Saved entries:
━━━━━━━━━━━━━━━━━━━━

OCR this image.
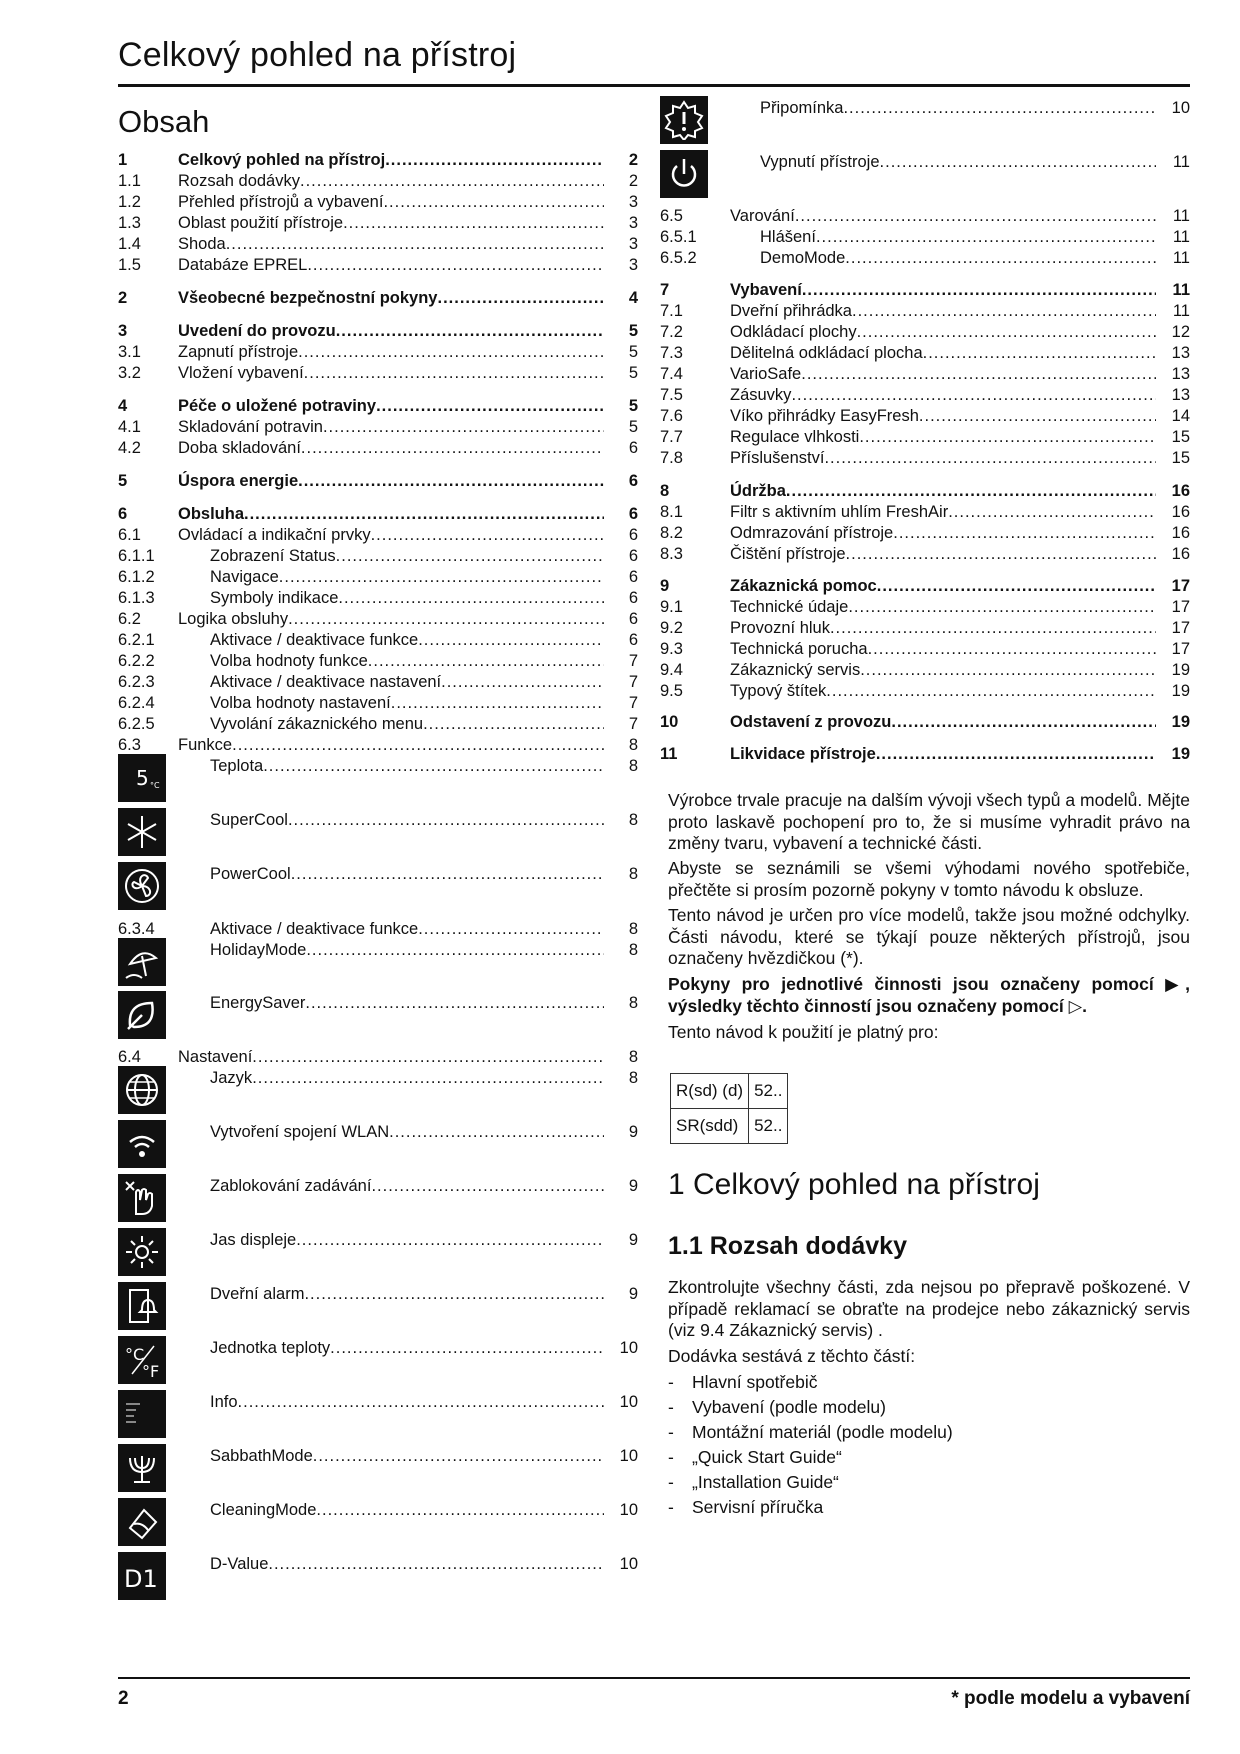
Celkový pohled na přístroj
Obsah
1	Celkový pohled na přístroj .....	2
1.1 Rozsah dodávky .....	2
1.2 Přehled přístrojů a vybavení .....	3
1.3 Oblast použití přístroje .....	3
1.4 Shoda .....	3
1.5 Databáze EPREL .....	3
2	Všeobecné bezpečnostní pokyny .....	4
3	Uvedení do provozu .....	5
3.1 Zapnutí přístroje .....	5
3.2 Vložení vybavení .....	5
4	Péče o uložené potraviny .....	5
4.1 Skladování potravin .....	5
4.2 Doba skladování .....	6
5	Úspora energie .....	6
6	Obsluha .....	6
6.1 Ovládací a indikační prvky .....	6
6.1.1	Zobrazení Status .....	6
6.1.2	Navigace .....	6
6.1.3	Symboly indikace .....	6
6.2 Logika obsluhy .....	6
6.2.1	Aktivace / deaktivace funkce .....	6
6.2.2	Volba hodnoty funkce .....	7
6.2.3	Aktivace / deaktivace nastavení .....	7
6.2.4	Volba hodnoty nastavení .....	7
6.2.5	Vyvolání zákaznického menu .....	7
6.3 Funkce .....	8
Teplota .....	8
5 °C
SuperCool .....	8
PowerCool .....	8
6.3.4	Aktivace / deaktivace funkce .....	8
HolidayMode .....	8
EnergySaver .....	8
6.4 Nastavení .....	8
Jazyk .....	8
Vytvoření spojení WLAN .....	9
Zablokování zadávání .....	9
Jas displeje .....	9
Dveřní alarm .....	9
Jednotka teploty .....	10
°C
°F
Info .....	10
SabbathMode .....	10
CleaningMode .....	10
D-Value .....	10
D1
Připomínka .....	10
Vypnutí přístroje .....	11
6.5	Varování .....	11
6.5.1	Hlášení .....	11
6.5.2	DemoMode .....	11
7	Vybavení .....	11
7.1	Dveřní přihrádka .....	11
7.2	Odkládací plochy .....	12
7.3	Dělitelná odkládací plocha .....	13
7.4	VarioSafe .....	13
7.5	Zásuvky .....	13
7.6	Víko přihrádky EasyFresh .....	14
7.7	Regulace vlhkosti .....	15
7.8	Příslušenství .....	15
8	Údržba .....	16
8.1	Filtr s aktivním uhlím FreshAir .....	16
8.2	Odmrazování přístroje .....	16
8.3	Čištění přístroje .....	16
9	Zákaznická pomoc .....	17
9.1	Technické údaje .....	17
9.2	Provozní hluk .....	17
9.3	Technická porucha .....	17
9.4	Zákaznický servis .....	19
9.5	Typový štítek .....	19
10	Odstavení z provozu .....	19
11	Likvidace přístroje .....	19
Výrobce trvale pracuje na dalším vývoji všech typů a modelů. Mějte proto laskavě pochopení pro to, že si musíme vyhradit právo na změny tvaru, vybavení a technické části.
Abyste se seznámili se všemi výhodami nového spotřebiče, přečtěte si prosím pozorně pokyny v tomto návodu k obsluze.
Tento návod je určen pro více modelů, takže jsou možné odchylky. Části návodu, které se týkají pouze některých přístrojů, jsou označeny hvězdičkou (*).
Pokyny pro jednotlivé činnosti jsou označeny pomocí ▶, výsledky těchto činností jsou označeny pomocí ▷.
Tento návod k použití je platný pro:
R(sd) (d)	52..
SR(sdd)	52..
1 Celkový pohled na přístroj
1.1 Rozsah dodávky
Zkontrolujte všechny části, zda nejsou po přepravě poškozené. V případě reklamací se obraťte na prodejce nebo zákaznický servis (viz 9.4 Zákaznický servis) .
Dodávka sestává z těchto částí:
- Hlavní spotřebič
- Vybavení (podle modelu)
- Montážní materiál (podle modelu)
- „Quick Start Guide“
- „Installation Guide“
- Servisní příručka
2	* podle modelu a vybavení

━━━━━━━━━━━━━━━━━━━━

* _DIRECTION_
The entries above should be reproduced exactly, without their pictures.

* _ANSWER_
OCR this image.
Celkový pohled na přístroj
Obsah
1	Celkový pohled na přístroj .....	2
1.1 Rozsah dodávky .....	2
1.2 Přehled přístrojů a vybavení .....	3
1.3 Oblast použití přístroje .....	3
1.4 Shoda .....	3
1.5 Databáze EPREL .....	3
2	Všeobecné bezpečnostní pokyny .....	4
3	Uvedení do provozu .....	5
3.1 Zapnutí přístroje .....	5
3.2 Vložení vybavení .....	5
4	Péče o uložené potraviny .....	5
4.1 Skladování potravin .....	5
4.2 Doba skladování .....	6
5	Úspora energie .....	6
6	Obsluha .....	6
6.1 Ovládací a indikační prvky .....	6
6.1.1	Zobrazení Status .....	6
6.1.2	Navigace .....	6
6.1.3	Symboly indikace .....	6
6.2 Logika obsluhy .....	6
6.2.1	Aktivace / deaktivace funkce .....	6
6.2.2	Volba hodnoty funkce .....	7
6.2.3	Aktivace / deaktivace nastavení .....	7
6.2.4	Volba hodnoty nastavení .....	7
6.2.5	Vyvolání zákaznického menu .....	7
6.3 Funkce .....	8
Teplota .....	8
5 °C
SuperCool .....	8
PowerCool .....	8
6.3.4	Aktivace / deaktivace funkce .....	8
HolidayMode .....	8
EnergySaver .....	8
6.4 Nastavení .....	8
Jazyk .....	8
Vytvoření spojení WLAN .....	9
Zablokování zadávání .....	9
Jas displeje .....	9
Dveřní alarm .....	9
Jednotka teploty .....	10
°C
°F
Info .....	10
SabbathMode .....	10
CleaningMode .....	10
D-Value .....	10
D1
Připomínka .....	10
Vypnutí přístroje .....	11
6.5	Varování .....	11
6.5.1	Hlášení .....	11
6.5.2	DemoMode .....	11
7	Vybavení .....	11
7.1	Dveřní přihrádka .....	11
7.2	Odkládací plochy .....	12
7.3	Dělitelná odkládací plocha .....	13
7.4	VarioSafe .....	13
7.5	Zásuvky .....	13
7.6	Víko přihrádky EasyFresh .....	14
7.7	Regulace vlhkosti .....	15
7.8	Příslušenství .....	15
8	Údržba .....	16
8.1	Filtr s aktivním uhlím FreshAir .....	16
8.2	Odmrazování přístroje .....	16
8.3	Čištění přístroje .....	16
9	Zákaznická pomoc .....	17
9.1	Technické údaje .....	17
9.2	Provozní hluk .....	17
9.3	Technická porucha .....	17
9.4	Zákaznický servis .....	19
9.5	Typový štítek .....	19
10	Odstavení z provozu .....	19
11	Likvidace přístroje .....	19
Výrobce trvale pracuje na dalším vývoji všech typů a modelů. Mějte proto laskavě pochopení pro to, že si musíme vyhradit právo na změny tvaru, vybavení a technické části.
Abyste se seznámili se všemi výhodami nového spotřebiče, přečtěte si prosím pozorně pokyny v tomto návodu k obsluze.
Tento návod je určen pro více modelů, takže jsou možné odchylky. Části návodu, které se týkají pouze některých přístrojů, jsou označeny hvězdičkou (*).
Pokyny pro jednotlivé činnosti jsou označeny pomocí ▶, výsledky těchto činností jsou označeny pomocí ▷.
Tento návod k použití je platný pro:
R(sd) (d)	52..
SR(sdd)	52..
1 Celkový pohled na přístroj
1.1 Rozsah dodávky
Zkontrolujte všechny části, zda nejsou po přepravě poškozené. V případě reklamací se obraťte na prodejce nebo zákaznický servis (viz 9.4 Zákaznický servis) .
Dodávka sestává z těchto částí:
- Hlavní spotřebič
- Vybavení (podle modelu)
- Montážní materiál (podle modelu)
- „Quick Start Guide“
- „Installation Guide“
- Servisní příručka
2	* podle modelu a vybavení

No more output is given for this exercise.